*** Material provided

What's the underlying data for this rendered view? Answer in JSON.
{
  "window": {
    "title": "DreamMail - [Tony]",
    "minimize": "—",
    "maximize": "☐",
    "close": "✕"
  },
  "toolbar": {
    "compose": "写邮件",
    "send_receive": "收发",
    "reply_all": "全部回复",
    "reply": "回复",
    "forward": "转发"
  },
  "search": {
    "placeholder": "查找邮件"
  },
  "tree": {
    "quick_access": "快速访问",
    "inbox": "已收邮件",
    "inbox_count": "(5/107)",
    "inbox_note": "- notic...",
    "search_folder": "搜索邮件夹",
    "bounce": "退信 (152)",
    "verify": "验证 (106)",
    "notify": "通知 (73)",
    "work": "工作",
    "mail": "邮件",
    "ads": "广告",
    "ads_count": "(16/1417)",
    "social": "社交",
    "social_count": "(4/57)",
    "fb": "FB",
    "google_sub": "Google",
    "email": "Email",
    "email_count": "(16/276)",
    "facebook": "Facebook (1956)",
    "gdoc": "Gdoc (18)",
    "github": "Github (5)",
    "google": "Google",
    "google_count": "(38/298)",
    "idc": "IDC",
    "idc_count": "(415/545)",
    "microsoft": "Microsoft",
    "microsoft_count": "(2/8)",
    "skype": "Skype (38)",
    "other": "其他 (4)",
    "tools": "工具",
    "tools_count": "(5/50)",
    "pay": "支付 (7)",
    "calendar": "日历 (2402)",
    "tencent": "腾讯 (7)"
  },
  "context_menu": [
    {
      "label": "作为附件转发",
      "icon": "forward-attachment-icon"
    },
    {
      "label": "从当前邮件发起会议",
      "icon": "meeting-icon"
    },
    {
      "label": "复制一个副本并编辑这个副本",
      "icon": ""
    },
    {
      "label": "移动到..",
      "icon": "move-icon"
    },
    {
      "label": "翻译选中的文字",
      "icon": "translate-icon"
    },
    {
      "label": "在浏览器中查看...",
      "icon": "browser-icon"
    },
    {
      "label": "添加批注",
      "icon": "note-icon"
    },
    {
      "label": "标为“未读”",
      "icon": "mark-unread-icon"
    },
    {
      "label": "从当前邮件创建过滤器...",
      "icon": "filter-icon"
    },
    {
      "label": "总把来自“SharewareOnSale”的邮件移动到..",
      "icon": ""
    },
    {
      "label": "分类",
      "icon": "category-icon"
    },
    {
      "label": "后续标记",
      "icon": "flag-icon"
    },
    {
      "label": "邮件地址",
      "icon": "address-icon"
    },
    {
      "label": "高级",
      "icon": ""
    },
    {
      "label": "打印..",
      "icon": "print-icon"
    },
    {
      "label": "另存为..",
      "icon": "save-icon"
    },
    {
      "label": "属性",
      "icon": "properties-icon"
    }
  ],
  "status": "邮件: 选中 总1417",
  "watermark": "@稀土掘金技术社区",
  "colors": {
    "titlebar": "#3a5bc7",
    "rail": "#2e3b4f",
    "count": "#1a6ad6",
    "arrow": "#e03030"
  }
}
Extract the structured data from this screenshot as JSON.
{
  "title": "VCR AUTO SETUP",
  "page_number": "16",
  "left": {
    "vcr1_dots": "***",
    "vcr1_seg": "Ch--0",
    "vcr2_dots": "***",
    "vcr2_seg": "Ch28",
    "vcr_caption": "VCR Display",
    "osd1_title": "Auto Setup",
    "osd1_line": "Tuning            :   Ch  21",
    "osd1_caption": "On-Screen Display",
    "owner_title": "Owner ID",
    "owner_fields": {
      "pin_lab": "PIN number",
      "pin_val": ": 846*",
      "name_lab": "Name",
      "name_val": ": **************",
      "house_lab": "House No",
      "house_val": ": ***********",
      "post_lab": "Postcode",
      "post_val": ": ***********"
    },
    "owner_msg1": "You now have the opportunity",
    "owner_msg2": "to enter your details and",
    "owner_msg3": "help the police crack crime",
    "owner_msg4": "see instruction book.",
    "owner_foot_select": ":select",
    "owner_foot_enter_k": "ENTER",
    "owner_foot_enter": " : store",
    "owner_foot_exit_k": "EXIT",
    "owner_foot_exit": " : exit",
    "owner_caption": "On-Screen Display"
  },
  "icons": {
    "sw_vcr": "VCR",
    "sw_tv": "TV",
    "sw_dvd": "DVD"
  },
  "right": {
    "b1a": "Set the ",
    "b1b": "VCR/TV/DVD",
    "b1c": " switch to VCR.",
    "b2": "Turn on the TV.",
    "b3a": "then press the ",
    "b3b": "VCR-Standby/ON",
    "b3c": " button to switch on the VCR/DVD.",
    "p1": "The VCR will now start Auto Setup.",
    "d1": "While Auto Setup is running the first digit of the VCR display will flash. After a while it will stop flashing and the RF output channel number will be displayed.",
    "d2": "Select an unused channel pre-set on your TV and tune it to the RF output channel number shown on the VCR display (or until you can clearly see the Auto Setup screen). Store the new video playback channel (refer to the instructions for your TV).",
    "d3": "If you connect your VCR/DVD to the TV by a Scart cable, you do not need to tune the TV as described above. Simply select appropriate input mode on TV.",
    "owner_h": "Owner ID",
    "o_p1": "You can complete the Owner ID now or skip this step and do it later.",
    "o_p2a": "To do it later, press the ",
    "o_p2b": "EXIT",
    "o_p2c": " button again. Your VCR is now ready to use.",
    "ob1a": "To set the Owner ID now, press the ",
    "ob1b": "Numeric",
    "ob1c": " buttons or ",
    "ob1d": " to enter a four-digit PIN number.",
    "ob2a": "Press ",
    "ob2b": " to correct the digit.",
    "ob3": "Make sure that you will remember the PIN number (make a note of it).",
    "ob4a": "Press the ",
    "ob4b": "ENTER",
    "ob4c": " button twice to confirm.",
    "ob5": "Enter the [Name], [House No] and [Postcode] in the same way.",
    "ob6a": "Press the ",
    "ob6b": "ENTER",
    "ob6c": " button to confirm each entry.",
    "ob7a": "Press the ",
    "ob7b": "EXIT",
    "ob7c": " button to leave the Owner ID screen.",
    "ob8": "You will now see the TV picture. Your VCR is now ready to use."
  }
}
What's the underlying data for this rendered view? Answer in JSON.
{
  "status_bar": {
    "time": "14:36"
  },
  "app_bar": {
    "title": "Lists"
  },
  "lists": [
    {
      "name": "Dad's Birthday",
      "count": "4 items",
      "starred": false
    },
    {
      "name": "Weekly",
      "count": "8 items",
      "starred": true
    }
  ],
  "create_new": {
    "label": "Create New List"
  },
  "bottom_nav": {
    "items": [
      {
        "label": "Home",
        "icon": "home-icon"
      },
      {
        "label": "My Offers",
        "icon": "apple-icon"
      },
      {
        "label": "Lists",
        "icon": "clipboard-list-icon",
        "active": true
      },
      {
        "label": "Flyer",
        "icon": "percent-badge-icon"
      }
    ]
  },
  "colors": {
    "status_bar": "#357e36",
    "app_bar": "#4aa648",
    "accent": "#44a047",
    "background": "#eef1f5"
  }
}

******

**Task objective**: Copy the material above, line for line.

**Exercise output**:
What's the underlying data for this rendered view? Answer in JSON.
{
  "window": {
    "title": "DreamMail - [Tony]",
    "minimize": "—",
    "maximize": "☐",
    "close": "✕"
  },
  "toolbar": {
    "compose": "写邮件",
    "send_receive": "收发",
    "reply_all": "全部回复",
    "reply": "回复",
    "forward": "转发"
  },
  "search": {
    "placeholder": "查找邮件"
  },
  "tree": {
    "quick_access": "快速访问",
    "inbox": "已收邮件",
    "inbox_count": "(5/107)",
    "inbox_note": "- notic...",
    "search_folder": "搜索邮件夹",
    "bounce": "退信 (152)",
    "verify": "验证 (106)",
    "notify": "通知 (73)",
    "work": "工作",
    "mail": "邮件",
    "ads": "广告",
    "ads_count": "(16/1417)",
    "social": "社交",
    "social_count": "(4/57)",
    "fb": "FB",
    "google_sub": "Google",
    "email": "Email",
    "email_count": "(16/276)",
    "facebook": "Facebook (1956)",
    "gdoc": "Gdoc (18)",
    "github": "Github (5)",
    "google": "Google",
    "google_count": "(38/298)",
    "idc": "IDC",
    "idc_count": "(415/545)",
    "microsoft": "Microsoft",
    "microsoft_count": "(2/8)",
    "skype": "Skype (38)",
    "other": "其他 (4)",
    "tools": "工具",
    "tools_count": "(5/50)",
    "pay": "支付 (7)",
    "calendar": "日历 (2402)",
    "tencent": "腾讯 (7)"
  },
  "context_menu": [
    {
      "label": "作为附件转发",
      "icon": "forward-attachment-icon"
    },
    {
      "label": "从当前邮件发起会议",
      "icon": "meeting-icon"
    },
    {
      "label": "复制一个副本并编辑这个副本",
      "icon": ""
    },
    {
      "label": "移动到..",
      "icon": "move-icon"
    },
    {
      "label": "翻译选中的文字",
      "icon": "translate-icon"
    },
    {
      "label": "在浏览器中查看...",
      "icon": "browser-icon"
    },
    {
      "label": "添加批注",
      "icon": "note-icon"
    },
    {
      "label": "标为“未读”",
      "icon": "mark-unread-icon"
    },
    {
      "label": "从当前邮件创建过滤器...",
      "icon": "filter-icon"
    },
    {
      "label": "总把来自“SharewareOnSale”的邮件移动到..",
      "icon": ""
    },
    {
      "label": "分类",
      "icon": "category-icon"
    },
    {
      "label": "后续标记",
      "icon": "flag-icon"
    },
    {
      "label": "邮件地址",
      "icon": "address-icon"
    },
    {
      "label": "高级",
      "icon": ""
    },
    {
      "label": "打印..",
      "icon": "print-icon"
    },
    {
      "label": "另存为..",
      "icon": "save-icon"
    },
    {
      "label": "属性",
      "icon": "properties-icon"
    }
  ],
  "status": "邮件: 选中 总1417",
  "watermark": "@稀土掘金技术社区",
  "colors": {
    "titlebar": "#3a5bc7",
    "rail": "#2e3b4f",
    "count": "#1a6ad6",
    "arrow": "#e03030"
  }
}
Extract the structured data from this screenshot as JSON.
{
  "title": "VCR AUTO SETUP",
  "page_number": "16",
  "left": {
    "vcr1_dots": "***",
    "vcr1_seg": "Ch--0",
    "vcr2_dots": "***",
    "vcr2_seg": "Ch28",
    "vcr_caption": "VCR Display",
    "osd1_title": "Auto Setup",
    "osd1_line": "Tuning            :   Ch  21",
    "osd1_caption": "On-Screen Display",
    "owner_title": "Owner ID",
    "owner_fields": {
      "pin_lab": "PIN number",
      "pin_val": ": 846*",
      "name_lab": "Name",
      "name_val": ": **************",
      "house_lab": "House No",
      "house_val": ": ***********",
      "post_lab": "Postcode",
      "post_val": ": ***********"
    },
    "owner_msg1": "You now have the opportunity",
    "owner_msg2": "to enter your details and",
    "owner_msg3": "help the police crack crime",
    "owner_msg4": "see instruction book.",
    "owner_foot_select": ":select",
    "owner_foot_enter_k": "ENTER",
    "owner_foot_enter": " : store",
    "owner_foot_exit_k": "EXIT",
    "owner_foot_exit": " : exit",
    "owner_caption": "On-Screen Display"
  },
  "icons": {
    "sw_vcr": "VCR",
    "sw_tv": "TV",
    "sw_dvd": "DVD"
  },
  "right": {
    "b1a": "Set the ",
    "b1b": "VCR/TV/DVD",
    "b1c": " switch to VCR.",
    "b2": "Turn on the TV.",
    "b3a": "then press the ",
    "b3b": "VCR-Standby/ON",
    "b3c": " button to switch on the VCR/DVD.",
    "p1": "The VCR will now start Auto Setup.",
    "d1": "While Auto Setup is running the first digit of the VCR display will flash. After a while it will stop flashing and the RF output channel number will be displayed.",
    "d2": "Select an unused channel pre-set on your TV and tune it to the RF output channel number shown on the VCR display (or until you can clearly see the Auto Setup screen). Store the new video playback channel (refer to the instructions for your TV).",
    "d3": "If you connect your VCR/DVD to the TV by a Scart cable, you do not need to tune the TV as described above. Simply select appropriate input mode on TV.",
    "owner_h": "Owner ID",
    "o_p1": "You can complete the Owner ID now or skip this step and do it later.",
    "o_p2a": "To do it later, press the ",
    "o_p2b": "EXIT",
    "o_p2c": " button again. Your VCR is now ready to use.",
    "ob1a": "To set the Owner ID now, press the ",
    "ob1b": "Numeric",
    "ob1c": " buttons or ",
    "ob1d": " to enter a four-digit PIN number.",
    "ob2a": "Press ",
    "ob2b": " to correct the digit.",
    "ob3": "Make sure that you will remember the PIN number (make a note of it).",
    "ob4a": "Press the ",
    "ob4b": "ENTER",
    "ob4c": " button twice to confirm.",
    "ob5": "Enter the [Name], [House No] and [Postcode] in the same way.",
    "ob6a": "Press the ",
    "ob6b": "ENTER",
    "ob6c": " button to confirm each entry.",
    "ob7a": "Press the ",
    "ob7b": "EXIT",
    "ob7c": " button to leave the Owner ID screen.",
    "ob8": "You will now see the TV picture. Your VCR is now ready to use."
  }
}
What's the underlying data for this rendered view? Answer in JSON.
{
  "status_bar": {
    "time": "14:36"
  },
  "app_bar": {
    "title": "Lists"
  },
  "lists": [
    {
      "name": "Dad's Birthday",
      "count": "4 items",
      "starred": false
    },
    {
      "name": "Weekly",
      "count": "8 items",
      "starred": true
    }
  ],
  "create_new": {
    "label": "Create New List"
  },
  "bottom_nav": {
    "items": [
      {
        "label": "Home",
        "icon": "home-icon"
      },
      {
        "label": "My Offers",
        "icon": "apple-icon"
      },
      {
        "label": "Lists",
        "icon": "clipboard-list-icon",
        "active": true
      },
      {
        "label": "Flyer",
        "icon": "percent-badge-icon"
      }
    ]
  },
  "colors": {
    "status_bar": "#357e36",
    "app_bar": "#4aa648",
    "accent": "#44a047",
    "background": "#eef1f5"
  }
}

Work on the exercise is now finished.